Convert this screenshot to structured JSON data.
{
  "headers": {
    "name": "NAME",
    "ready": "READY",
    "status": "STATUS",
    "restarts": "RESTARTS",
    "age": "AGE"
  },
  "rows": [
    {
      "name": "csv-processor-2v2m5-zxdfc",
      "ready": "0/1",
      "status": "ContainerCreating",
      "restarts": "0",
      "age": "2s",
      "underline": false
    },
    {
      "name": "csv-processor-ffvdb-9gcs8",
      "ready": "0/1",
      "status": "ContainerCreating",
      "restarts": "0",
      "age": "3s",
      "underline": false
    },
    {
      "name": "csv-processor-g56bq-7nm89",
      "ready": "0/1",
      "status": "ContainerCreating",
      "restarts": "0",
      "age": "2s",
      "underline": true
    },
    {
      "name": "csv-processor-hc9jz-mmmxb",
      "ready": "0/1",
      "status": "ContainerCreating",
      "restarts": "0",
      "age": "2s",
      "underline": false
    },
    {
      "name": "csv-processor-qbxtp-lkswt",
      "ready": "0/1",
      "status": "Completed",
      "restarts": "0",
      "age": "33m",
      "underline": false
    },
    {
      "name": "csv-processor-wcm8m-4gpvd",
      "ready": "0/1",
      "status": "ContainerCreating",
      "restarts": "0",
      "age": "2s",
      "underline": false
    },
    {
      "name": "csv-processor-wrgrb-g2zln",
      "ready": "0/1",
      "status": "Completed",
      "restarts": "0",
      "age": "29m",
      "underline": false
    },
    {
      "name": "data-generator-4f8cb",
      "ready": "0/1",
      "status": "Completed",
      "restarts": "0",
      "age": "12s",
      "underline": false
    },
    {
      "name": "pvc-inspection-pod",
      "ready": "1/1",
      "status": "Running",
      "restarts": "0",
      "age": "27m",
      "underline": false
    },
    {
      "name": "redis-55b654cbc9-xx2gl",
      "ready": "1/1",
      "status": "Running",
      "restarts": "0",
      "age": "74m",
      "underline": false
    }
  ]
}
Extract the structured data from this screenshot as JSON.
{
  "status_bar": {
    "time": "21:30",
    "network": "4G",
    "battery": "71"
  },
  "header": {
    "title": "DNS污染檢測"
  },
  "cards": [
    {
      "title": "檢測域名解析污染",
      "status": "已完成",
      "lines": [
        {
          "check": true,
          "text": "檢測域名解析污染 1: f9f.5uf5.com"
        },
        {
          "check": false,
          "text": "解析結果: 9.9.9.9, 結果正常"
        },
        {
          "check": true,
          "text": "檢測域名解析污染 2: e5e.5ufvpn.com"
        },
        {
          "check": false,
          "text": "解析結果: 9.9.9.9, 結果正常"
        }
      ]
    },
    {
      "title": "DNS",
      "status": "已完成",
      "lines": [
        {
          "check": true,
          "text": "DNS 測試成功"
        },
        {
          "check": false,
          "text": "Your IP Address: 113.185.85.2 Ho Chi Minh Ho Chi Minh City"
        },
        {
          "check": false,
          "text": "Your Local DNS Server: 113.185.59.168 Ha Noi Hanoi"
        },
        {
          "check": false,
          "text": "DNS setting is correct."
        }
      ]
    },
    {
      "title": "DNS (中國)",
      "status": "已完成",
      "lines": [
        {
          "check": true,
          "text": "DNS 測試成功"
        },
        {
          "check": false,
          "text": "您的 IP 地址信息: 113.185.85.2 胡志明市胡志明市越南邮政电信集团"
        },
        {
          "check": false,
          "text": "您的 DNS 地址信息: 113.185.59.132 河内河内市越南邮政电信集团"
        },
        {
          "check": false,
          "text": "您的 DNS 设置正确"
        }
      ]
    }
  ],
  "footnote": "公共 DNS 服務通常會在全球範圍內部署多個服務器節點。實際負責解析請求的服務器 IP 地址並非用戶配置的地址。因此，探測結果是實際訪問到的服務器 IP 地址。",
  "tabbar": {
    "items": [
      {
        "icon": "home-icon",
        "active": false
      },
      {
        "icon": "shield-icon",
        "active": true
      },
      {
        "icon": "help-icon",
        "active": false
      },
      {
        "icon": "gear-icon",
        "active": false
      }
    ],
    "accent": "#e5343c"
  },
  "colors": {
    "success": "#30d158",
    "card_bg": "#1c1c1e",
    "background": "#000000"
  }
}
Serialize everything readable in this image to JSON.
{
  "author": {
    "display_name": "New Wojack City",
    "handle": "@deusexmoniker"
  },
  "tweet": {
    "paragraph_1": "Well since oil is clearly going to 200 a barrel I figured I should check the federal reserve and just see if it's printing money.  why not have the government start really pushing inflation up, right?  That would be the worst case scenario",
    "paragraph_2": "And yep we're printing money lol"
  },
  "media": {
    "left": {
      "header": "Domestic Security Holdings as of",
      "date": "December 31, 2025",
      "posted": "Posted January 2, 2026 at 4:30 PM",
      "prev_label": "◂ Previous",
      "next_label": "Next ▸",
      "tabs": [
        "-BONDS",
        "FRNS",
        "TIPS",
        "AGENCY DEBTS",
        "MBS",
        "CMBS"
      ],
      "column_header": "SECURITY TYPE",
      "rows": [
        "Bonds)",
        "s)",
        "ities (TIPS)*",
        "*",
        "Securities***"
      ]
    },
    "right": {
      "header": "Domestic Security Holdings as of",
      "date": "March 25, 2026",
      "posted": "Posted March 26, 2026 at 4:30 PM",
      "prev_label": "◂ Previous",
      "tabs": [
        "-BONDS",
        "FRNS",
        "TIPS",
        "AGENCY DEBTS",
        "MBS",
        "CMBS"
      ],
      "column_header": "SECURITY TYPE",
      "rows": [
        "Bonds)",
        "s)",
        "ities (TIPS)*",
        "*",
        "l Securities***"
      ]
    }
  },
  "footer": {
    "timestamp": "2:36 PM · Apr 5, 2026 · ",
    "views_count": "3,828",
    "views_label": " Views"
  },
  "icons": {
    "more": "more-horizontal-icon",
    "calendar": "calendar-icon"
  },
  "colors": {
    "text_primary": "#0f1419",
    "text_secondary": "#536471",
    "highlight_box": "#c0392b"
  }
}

---

> **To be done**:
Take the data above and return it exactly.

> **Solution to this problem**:
Convert this screenshot to structured JSON data.
{
  "headers": {
    "name": "NAME",
    "ready": "READY",
    "status": "STATUS",
    "restarts": "RESTARTS",
    "age": "AGE"
  },
  "rows": [
    {
      "name": "csv-processor-2v2m5-zxdfc",
      "ready": "0/1",
      "status": "ContainerCreating",
      "restarts": "0",
      "age": "2s",
      "underline": false
    },
    {
      "name": "csv-processor-ffvdb-9gcs8",
      "ready": "0/1",
      "status": "ContainerCreating",
      "restarts": "0",
      "age": "3s",
      "underline": false
    },
    {
      "name": "csv-processor-g56bq-7nm89",
      "ready": "0/1",
      "status": "ContainerCreating",
      "restarts": "0",
      "age": "2s",
      "underline": true
    },
    {
      "name": "csv-processor-hc9jz-mmmxb",
      "ready": "0/1",
      "status": "ContainerCreating",
      "restarts": "0",
      "age": "2s",
      "underline": false
    },
    {
      "name": "csv-processor-qbxtp-lkswt",
      "ready": "0/1",
      "status": "Completed",
      "restarts": "0",
      "age": "33m",
      "underline": false
    },
    {
      "name": "csv-processor-wcm8m-4gpvd",
      "ready": "0/1",
      "status": "ContainerCreating",
      "restarts": "0",
      "age": "2s",
      "underline": false
    },
    {
      "name": "csv-processor-wrgrb-g2zln",
      "ready": "0/1",
      "status": "Completed",
      "restarts": "0",
      "age": "29m",
      "underline": false
    },
    {
      "name": "data-generator-4f8cb",
      "ready": "0/1",
      "status": "Completed",
      "restarts": "0",
      "age": "12s",
      "underline": false
    },
    {
      "name": "pvc-inspection-pod",
      "ready": "1/1",
      "status": "Running",
      "restarts": "0",
      "age": "27m",
      "underline": false
    },
    {
      "name": "redis-55b654cbc9-xx2gl",
      "ready": "1/1",
      "status": "Running",
      "restarts": "0",
      "age": "74m",
      "underline": false
    }
  ]
}
Extract the structured data from this screenshot as JSON.
{
  "status_bar": {
    "time": "21:30",
    "network": "4G",
    "battery": "71"
  },
  "header": {
    "title": "DNS污染檢測"
  },
  "cards": [
    {
      "title": "檢測域名解析污染",
      "status": "已完成",
      "lines": [
        {
          "check": true,
          "text": "檢測域名解析污染 1: f9f.5uf5.com"
        },
        {
          "check": false,
          "text": "解析結果: 9.9.9.9, 結果正常"
        },
        {
          "check": true,
          "text": "檢測域名解析污染 2: e5e.5ufvpn.com"
        },
        {
          "check": false,
          "text": "解析結果: 9.9.9.9, 結果正常"
        }
      ]
    },
    {
      "title": "DNS",
      "status": "已完成",
      "lines": [
        {
          "check": true,
          "text": "DNS 測試成功"
        },
        {
          "check": false,
          "text": "Your IP Address: 113.185.85.2 Ho Chi Minh Ho Chi Minh City"
        },
        {
          "check": false,
          "text": "Your Local DNS Server: 113.185.59.168 Ha Noi Hanoi"
        },
        {
          "check": false,
          "text": "DNS setting is correct."
        }
      ]
    },
    {
      "title": "DNS (中國)",
      "status": "已完成",
      "lines": [
        {
          "check": true,
          "text": "DNS 測試成功"
        },
        {
          "check": false,
          "text": "您的 IP 地址信息: 113.185.85.2 胡志明市胡志明市越南邮政电信集团"
        },
        {
          "check": false,
          "text": "您的 DNS 地址信息: 113.185.59.132 河内河内市越南邮政电信集团"
        },
        {
          "check": false,
          "text": "您的 DNS 设置正确"
        }
      ]
    }
  ],
  "footnote": "公共 DNS 服務通常會在全球範圍內部署多個服務器節點。實際負責解析請求的服務器 IP 地址並非用戶配置的地址。因此，探測結果是實際訪問到的服務器 IP 地址。",
  "tabbar": {
    "items": [
      {
        "icon": "home-icon",
        "active": false
      },
      {
        "icon": "shield-icon",
        "active": true
      },
      {
        "icon": "help-icon",
        "active": false
      },
      {
        "icon": "gear-icon",
        "active": false
      }
    ],
    "accent": "#e5343c"
  },
  "colors": {
    "success": "#30d158",
    "card_bg": "#1c1c1e",
    "background": "#000000"
  }
}
Serialize everything readable in this image to JSON.
{
  "author": {
    "display_name": "New Wojack City",
    "handle": "@deusexmoniker"
  },
  "tweet": {
    "paragraph_1": "Well since oil is clearly going to 200 a barrel I figured I should check the federal reserve and just see if it's printing money.  why not have the government start really pushing inflation up, right?  That would be the worst case scenario",
    "paragraph_2": "And yep we're printing money lol"
  },
  "media": {
    "left": {
      "header": "Domestic Security Holdings as of",
      "date": "December 31, 2025",
      "posted": "Posted January 2, 2026 at 4:30 PM",
      "prev_label": "◂ Previous",
      "next_label": "Next ▸",
      "tabs": [
        "-BONDS",
        "FRNS",
        "TIPS",
        "AGENCY DEBTS",
        "MBS",
        "CMBS"
      ],
      "column_header": "SECURITY TYPE",
      "rows": [
        "Bonds)",
        "s)",
        "ities (TIPS)*",
        "*",
        "Securities***"
      ]
    },
    "right": {
      "header": "Domestic Security Holdings as of",
      "date": "March 25, 2026",
      "posted": "Posted March 26, 2026 at 4:30 PM",
      "prev_label": "◂ Previous",
      "tabs": [
        "-BONDS",
        "FRNS",
        "TIPS",
        "AGENCY DEBTS",
        "MBS",
        "CMBS"
      ],
      "column_header": "SECURITY TYPE",
      "rows": [
        "Bonds)",
        "s)",
        "ities (TIPS)*",
        "*",
        "l Securities***"
      ]
    }
  },
  "footer": {
    "timestamp": "2:36 PM · Apr 5, 2026 · ",
    "views_count": "3,828",
    "views_label": " Views"
  },
  "icons": {
    "more": "more-horizontal-icon",
    "calendar": "calendar-icon"
  },
  "colors": {
    "text_primary": "#0f1419",
    "text_secondary": "#536471",
    "highlight_box": "#c0392b"
  }
}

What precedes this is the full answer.